# [Material for this exercise]

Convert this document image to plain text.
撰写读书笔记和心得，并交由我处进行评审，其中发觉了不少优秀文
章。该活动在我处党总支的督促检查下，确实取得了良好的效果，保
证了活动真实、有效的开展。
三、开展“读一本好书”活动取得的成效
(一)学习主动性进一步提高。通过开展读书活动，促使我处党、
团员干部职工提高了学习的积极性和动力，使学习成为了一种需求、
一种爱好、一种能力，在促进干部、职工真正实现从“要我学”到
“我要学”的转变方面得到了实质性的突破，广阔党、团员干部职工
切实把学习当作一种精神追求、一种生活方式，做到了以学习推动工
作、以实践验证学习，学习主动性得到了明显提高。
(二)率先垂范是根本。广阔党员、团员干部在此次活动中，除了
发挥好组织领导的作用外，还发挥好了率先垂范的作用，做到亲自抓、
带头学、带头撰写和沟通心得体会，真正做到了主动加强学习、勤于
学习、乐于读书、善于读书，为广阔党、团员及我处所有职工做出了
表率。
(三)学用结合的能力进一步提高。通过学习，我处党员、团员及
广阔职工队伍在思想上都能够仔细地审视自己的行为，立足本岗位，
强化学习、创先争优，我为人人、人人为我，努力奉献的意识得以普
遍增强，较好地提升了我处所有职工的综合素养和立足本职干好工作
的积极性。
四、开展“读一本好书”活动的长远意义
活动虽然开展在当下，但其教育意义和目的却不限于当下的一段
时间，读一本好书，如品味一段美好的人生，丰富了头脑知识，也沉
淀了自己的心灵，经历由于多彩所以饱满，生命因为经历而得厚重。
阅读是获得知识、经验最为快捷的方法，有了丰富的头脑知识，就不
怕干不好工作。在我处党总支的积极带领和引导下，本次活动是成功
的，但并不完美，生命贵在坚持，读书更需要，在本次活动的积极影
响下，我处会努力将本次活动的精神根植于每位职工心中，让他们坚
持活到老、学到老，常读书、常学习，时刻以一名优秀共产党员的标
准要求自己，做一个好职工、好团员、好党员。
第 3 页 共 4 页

# [Task objective]
From the records, copy every line that has the string "读一本好书" in it.

# [Worked solution]
三、开展“读一本好书”活动取得的成效
四、开展“读一本好书”活动的长远意义
时间，读一本好书，如品味一段美好的人生，丰富了头脑知识，也沉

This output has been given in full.